_What you will do_
Transcribe all of the material exactly. Any picture in it should be left out.

_Record extracts_

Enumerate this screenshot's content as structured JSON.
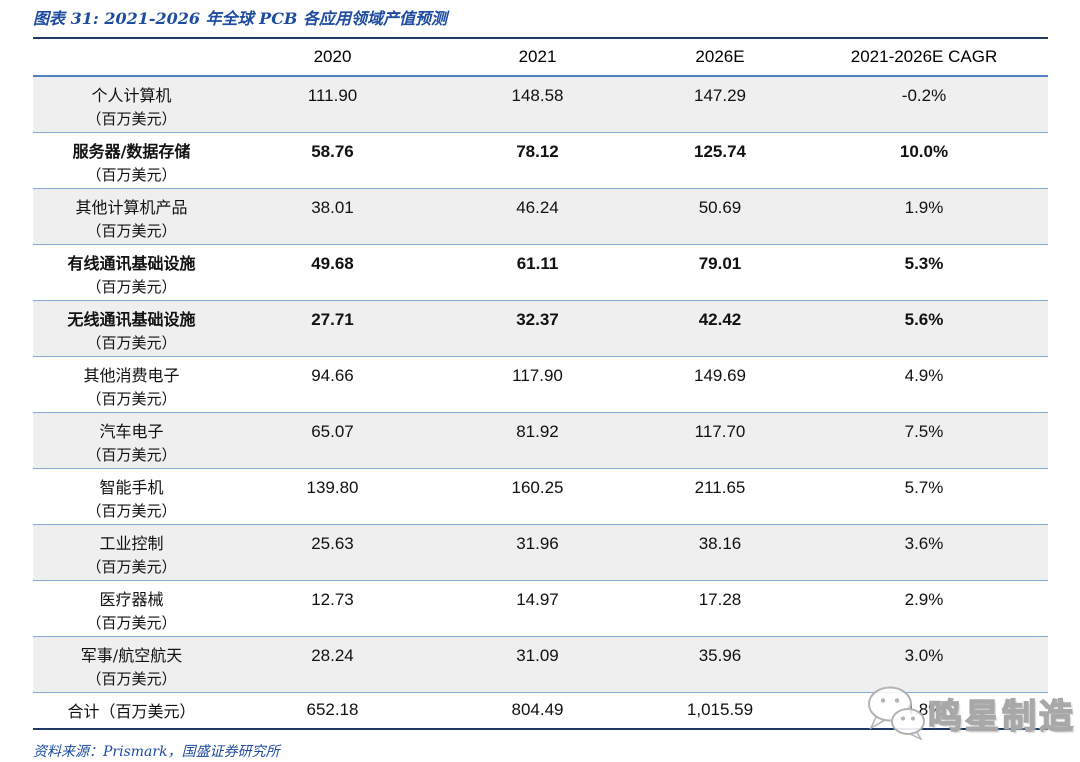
{
  "title": "图表 31: 2021-2026 年全球 PCB 各应用领域产值预测",
  "table": {
    "columns": [
      "",
      "2020",
      "2021",
      "2026E",
      "2021-2026E CAGR"
    ],
    "unit_label": "（百万美元）",
    "rows": [
      {
        "category": "个人计算机",
        "bold": false,
        "values": [
          "111.90",
          "148.58",
          "147.29",
          "-0.2%"
        ]
      },
      {
        "category": "服务器/数据存储",
        "bold": true,
        "values": [
          "58.76",
          "78.12",
          "125.74",
          "10.0%"
        ]
      },
      {
        "category": "其他计算机产品",
        "bold": false,
        "values": [
          "38.01",
          "46.24",
          "50.69",
          "1.9%"
        ]
      },
      {
        "category": "有线通讯基础设施",
        "bold": true,
        "values": [
          "49.68",
          "61.11",
          "79.01",
          "5.3%"
        ]
      },
      {
        "category": "无线通讯基础设施",
        "bold": true,
        "values": [
          "27.71",
          "32.37",
          "42.42",
          "5.6%"
        ]
      },
      {
        "category": "其他消费电子",
        "bold": false,
        "values": [
          "94.66",
          "117.90",
          "149.69",
          "4.9%"
        ]
      },
      {
        "category": "汽车电子",
        "bold": false,
        "values": [
          "65.07",
          "81.92",
          "117.70",
          "7.5%"
        ]
      },
      {
        "category": "智能手机",
        "bold": false,
        "values": [
          "139.80",
          "160.25",
          "211.65",
          "5.7%"
        ]
      },
      {
        "category": "工业控制",
        "bold": false,
        "values": [
          "25.63",
          "31.96",
          "38.16",
          "3.6%"
        ]
      },
      {
        "category": "医疗器械",
        "bold": false,
        "values": [
          "12.73",
          "14.97",
          "17.28",
          "2.9%"
        ]
      },
      {
        "category": "军事/航空航天",
        "bold": false,
        "values": [
          "28.24",
          "31.09",
          "35.96",
          "3.0%"
        ]
      }
    ],
    "total": {
      "label": "合计（百万美元）",
      "values": [
        "652.18",
        "804.49",
        "1,015.59",
        "4.8%"
      ]
    }
  },
  "source": "资料来源：Prismark，国盛证券研究所",
  "watermark": {
    "icon": "wechat-icon",
    "text": "鸣星制造"
  },
  "colors": {
    "title_blue": "#1e4ca1",
    "border_navy": "#203a66",
    "header_line_blue": "#4e81bd",
    "row_line_blue": "#84a7d3",
    "row_shade_gray": "#efefef",
    "watermark_gray": "#a8a8a8"
  }
}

_Solution to the problem_
Enumerate this screenshot's content as structured JSON.
{
  "title": "图表 31: 2021-2026 年全球 PCB 各应用领域产值预测",
  "table": {
    "columns": [
      "",
      "2020",
      "2021",
      "2026E",
      "2021-2026E CAGR"
    ],
    "unit_label": "（百万美元）",
    "rows": [
      {
        "category": "个人计算机",
        "bold": false,
        "values": [
          "111.90",
          "148.58",
          "147.29",
          "-0.2%"
        ]
      },
      {
        "category": "服务器/数据存储",
        "bold": true,
        "values": [
          "58.76",
          "78.12",
          "125.74",
          "10.0%"
        ]
      },
      {
        "category": "其他计算机产品",
        "bold": false,
        "values": [
          "38.01",
          "46.24",
          "50.69",
          "1.9%"
        ]
      },
      {
        "category": "有线通讯基础设施",
        "bold": true,
        "values": [
          "49.68",
          "61.11",
          "79.01",
          "5.3%"
        ]
      },
      {
        "category": "无线通讯基础设施",
        "bold": true,
        "values": [
          "27.71",
          "32.37",
          "42.42",
          "5.6%"
        ]
      },
      {
        "category": "其他消费电子",
        "bold": false,
        "values": [
          "94.66",
          "117.90",
          "149.69",
          "4.9%"
        ]
      },
      {
        "category": "汽车电子",
        "bold": false,
        "values": [
          "65.07",
          "81.92",
          "117.70",
          "7.5%"
        ]
      },
      {
        "category": "智能手机",
        "bold": false,
        "values": [
          "139.80",
          "160.25",
          "211.65",
          "5.7%"
        ]
      },
      {
        "category": "工业控制",
        "bold": false,
        "values": [
          "25.63",
          "31.96",
          "38.16",
          "3.6%"
        ]
      },
      {
        "category": "医疗器械",
        "bold": false,
        "values": [
          "12.73",
          "14.97",
          "17.28",
          "2.9%"
        ]
      },
      {
        "category": "军事/航空航天",
        "bold": false,
        "values": [
          "28.24",
          "31.09",
          "35.96",
          "3.0%"
        ]
      }
    ],
    "total": {
      "label": "合计（百万美元）",
      "values": [
        "652.18",
        "804.49",
        "1,015.59",
        "4.8%"
      ]
    }
  },
  "source": "资料来源：Prismark，国盛证券研究所",
  "watermark": {
    "icon": "wechat-icon",
    "text": "鸣星制造"
  },
  "colors": {
    "title_blue": "#1e4ca1",
    "border_navy": "#203a66",
    "header_line_blue": "#4e81bd",
    "row_line_blue": "#84a7d3",
    "row_shade_gray": "#efefef",
    "watermark_gray": "#a8a8a8"
  }
}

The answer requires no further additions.